Dataset records
begin

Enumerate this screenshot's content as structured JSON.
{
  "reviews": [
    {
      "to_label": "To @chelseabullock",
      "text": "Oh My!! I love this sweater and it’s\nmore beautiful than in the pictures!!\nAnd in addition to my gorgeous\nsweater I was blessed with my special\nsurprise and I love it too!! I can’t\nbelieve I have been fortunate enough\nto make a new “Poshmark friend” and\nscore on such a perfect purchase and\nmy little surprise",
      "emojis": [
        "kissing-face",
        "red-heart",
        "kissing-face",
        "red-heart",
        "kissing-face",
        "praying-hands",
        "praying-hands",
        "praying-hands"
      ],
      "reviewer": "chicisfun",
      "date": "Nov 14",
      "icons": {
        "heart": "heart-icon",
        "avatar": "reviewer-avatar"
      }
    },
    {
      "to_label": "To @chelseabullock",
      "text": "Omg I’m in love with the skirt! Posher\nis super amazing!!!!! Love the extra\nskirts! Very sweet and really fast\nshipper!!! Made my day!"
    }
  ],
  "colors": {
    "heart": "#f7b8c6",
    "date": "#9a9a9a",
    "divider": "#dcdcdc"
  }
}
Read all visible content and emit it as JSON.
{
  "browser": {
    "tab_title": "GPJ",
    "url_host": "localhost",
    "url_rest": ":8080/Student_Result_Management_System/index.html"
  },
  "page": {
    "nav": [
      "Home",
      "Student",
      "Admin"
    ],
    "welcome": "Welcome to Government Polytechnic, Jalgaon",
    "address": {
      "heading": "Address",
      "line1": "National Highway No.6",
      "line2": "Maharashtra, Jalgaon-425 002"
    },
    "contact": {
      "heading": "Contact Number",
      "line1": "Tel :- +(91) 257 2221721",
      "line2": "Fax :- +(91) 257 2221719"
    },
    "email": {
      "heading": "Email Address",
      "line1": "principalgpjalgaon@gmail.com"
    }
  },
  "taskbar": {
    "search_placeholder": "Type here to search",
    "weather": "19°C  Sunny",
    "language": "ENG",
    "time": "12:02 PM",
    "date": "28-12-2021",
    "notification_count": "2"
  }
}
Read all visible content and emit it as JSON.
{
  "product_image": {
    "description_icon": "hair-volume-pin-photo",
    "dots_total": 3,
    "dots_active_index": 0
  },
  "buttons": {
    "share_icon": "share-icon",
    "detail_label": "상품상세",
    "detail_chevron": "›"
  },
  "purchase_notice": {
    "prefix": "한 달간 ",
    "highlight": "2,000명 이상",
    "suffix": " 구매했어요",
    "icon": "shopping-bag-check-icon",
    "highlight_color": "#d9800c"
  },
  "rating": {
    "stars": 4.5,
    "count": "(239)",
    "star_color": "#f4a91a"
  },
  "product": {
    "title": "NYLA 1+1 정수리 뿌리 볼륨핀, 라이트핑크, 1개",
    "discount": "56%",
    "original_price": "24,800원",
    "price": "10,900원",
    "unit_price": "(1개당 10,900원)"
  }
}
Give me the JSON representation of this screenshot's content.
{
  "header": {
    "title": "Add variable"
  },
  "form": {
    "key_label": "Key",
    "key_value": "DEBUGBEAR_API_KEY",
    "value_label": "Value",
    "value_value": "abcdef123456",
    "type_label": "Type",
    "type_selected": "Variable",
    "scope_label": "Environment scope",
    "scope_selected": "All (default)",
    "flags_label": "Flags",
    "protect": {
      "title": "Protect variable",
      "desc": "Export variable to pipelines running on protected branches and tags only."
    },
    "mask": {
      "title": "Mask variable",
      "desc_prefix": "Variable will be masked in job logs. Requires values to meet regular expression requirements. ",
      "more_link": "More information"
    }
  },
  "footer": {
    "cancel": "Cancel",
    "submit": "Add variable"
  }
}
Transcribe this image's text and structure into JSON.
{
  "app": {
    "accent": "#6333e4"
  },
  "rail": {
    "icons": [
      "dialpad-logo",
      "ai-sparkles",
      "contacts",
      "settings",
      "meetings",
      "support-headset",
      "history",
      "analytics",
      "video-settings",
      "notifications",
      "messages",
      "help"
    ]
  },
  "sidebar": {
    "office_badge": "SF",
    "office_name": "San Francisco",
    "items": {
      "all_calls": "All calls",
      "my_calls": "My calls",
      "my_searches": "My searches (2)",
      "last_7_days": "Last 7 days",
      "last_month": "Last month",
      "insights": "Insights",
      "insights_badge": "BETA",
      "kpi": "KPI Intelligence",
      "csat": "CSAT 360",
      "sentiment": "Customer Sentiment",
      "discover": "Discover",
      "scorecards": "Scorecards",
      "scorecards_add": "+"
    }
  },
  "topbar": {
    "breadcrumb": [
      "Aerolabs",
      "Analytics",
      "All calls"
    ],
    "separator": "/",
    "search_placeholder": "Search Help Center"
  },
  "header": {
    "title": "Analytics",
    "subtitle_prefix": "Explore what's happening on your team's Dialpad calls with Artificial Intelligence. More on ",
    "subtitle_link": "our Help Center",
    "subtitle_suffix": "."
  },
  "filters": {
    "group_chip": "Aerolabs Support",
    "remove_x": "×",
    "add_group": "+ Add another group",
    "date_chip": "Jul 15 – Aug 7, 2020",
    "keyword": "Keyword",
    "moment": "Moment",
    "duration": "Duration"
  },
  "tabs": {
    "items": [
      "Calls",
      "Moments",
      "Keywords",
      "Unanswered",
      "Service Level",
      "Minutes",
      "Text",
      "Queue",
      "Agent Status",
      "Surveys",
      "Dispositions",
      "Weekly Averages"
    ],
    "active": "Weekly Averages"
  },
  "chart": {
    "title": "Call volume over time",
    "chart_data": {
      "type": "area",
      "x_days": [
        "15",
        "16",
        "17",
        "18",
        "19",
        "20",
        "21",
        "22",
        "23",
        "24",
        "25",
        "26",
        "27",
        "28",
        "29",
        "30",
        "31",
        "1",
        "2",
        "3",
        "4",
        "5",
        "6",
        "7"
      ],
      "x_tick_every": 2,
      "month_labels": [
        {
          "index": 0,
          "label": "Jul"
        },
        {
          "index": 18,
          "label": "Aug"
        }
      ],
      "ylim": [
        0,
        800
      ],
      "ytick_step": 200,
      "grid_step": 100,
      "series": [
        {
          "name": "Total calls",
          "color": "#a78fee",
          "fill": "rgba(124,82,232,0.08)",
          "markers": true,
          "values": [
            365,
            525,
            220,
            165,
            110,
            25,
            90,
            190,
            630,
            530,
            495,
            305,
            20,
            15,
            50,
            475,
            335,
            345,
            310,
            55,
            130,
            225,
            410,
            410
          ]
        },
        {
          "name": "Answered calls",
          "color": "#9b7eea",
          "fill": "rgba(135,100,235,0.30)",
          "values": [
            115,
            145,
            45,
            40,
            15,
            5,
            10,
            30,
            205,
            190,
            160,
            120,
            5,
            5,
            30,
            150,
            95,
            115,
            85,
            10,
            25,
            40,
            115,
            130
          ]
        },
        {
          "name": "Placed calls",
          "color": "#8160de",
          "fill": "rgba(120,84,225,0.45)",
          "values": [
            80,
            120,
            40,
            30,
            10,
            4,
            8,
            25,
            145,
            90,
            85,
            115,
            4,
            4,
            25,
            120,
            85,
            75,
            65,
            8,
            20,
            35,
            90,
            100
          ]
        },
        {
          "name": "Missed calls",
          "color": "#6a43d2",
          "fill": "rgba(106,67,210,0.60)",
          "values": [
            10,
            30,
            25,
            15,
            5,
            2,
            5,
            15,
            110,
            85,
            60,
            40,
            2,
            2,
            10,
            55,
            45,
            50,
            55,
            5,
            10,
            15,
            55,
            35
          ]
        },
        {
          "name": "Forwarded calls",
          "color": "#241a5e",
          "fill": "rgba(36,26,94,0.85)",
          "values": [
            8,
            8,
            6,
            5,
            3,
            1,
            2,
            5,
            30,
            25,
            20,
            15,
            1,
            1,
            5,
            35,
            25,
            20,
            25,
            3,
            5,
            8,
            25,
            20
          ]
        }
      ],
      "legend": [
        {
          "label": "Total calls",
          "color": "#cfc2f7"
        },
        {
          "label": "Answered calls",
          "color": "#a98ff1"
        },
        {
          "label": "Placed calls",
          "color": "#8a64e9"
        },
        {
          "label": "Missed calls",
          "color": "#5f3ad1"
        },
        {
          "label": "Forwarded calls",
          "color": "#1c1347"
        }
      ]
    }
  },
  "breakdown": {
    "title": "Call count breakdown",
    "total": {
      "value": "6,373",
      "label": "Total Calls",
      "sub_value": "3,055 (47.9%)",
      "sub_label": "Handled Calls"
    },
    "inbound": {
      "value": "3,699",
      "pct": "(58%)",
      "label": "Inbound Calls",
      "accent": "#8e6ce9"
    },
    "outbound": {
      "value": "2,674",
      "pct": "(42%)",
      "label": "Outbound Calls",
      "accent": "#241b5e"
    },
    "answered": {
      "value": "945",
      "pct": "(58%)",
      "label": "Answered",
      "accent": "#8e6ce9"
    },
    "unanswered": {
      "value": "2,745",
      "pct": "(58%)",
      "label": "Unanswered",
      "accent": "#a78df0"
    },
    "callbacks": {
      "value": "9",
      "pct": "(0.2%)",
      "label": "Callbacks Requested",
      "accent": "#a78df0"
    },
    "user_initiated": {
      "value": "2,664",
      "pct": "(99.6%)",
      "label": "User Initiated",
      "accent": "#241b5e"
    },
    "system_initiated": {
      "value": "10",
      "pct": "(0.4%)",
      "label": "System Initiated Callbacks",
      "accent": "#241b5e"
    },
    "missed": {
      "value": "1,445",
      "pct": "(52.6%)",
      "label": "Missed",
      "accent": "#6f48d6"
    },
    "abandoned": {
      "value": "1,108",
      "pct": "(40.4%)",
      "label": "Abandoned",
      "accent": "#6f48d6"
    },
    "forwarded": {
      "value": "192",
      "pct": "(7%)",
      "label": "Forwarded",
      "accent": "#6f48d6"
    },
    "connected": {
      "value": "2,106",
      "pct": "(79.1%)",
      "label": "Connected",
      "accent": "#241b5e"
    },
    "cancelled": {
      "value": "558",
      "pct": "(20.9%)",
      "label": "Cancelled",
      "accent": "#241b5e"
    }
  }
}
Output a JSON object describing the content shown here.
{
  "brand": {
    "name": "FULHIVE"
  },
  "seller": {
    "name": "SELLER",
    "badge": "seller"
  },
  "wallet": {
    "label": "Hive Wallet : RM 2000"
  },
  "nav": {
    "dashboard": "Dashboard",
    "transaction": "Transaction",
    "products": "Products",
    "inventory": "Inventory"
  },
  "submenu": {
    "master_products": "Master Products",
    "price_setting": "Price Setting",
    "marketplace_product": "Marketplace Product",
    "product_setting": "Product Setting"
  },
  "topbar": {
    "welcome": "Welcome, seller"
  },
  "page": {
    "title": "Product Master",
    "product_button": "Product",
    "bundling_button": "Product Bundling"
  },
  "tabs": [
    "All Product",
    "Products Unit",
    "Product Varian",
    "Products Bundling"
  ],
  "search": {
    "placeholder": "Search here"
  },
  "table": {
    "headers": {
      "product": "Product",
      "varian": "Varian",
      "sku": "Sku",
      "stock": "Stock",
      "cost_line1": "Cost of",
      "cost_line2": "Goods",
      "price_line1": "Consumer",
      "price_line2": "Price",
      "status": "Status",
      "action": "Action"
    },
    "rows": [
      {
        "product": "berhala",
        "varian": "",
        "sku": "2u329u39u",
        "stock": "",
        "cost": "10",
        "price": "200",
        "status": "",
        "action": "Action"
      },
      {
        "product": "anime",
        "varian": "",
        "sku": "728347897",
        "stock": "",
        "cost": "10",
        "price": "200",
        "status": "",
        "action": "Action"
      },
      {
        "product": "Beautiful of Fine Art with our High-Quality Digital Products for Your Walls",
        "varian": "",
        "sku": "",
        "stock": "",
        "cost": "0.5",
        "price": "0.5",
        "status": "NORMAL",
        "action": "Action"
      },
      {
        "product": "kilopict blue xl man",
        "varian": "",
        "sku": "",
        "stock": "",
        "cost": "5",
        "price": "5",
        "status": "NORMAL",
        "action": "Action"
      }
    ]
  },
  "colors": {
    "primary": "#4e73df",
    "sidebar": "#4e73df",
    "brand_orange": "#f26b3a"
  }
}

end

- [WRITTEN PROBLEM] Select all lines in the listing above where the word "screenshot" appears, and show them.

- [EXERCISE RESPONSE]
Enumerate this screenshot's content as structured JSON.
Give me the JSON representation of this screenshot's content.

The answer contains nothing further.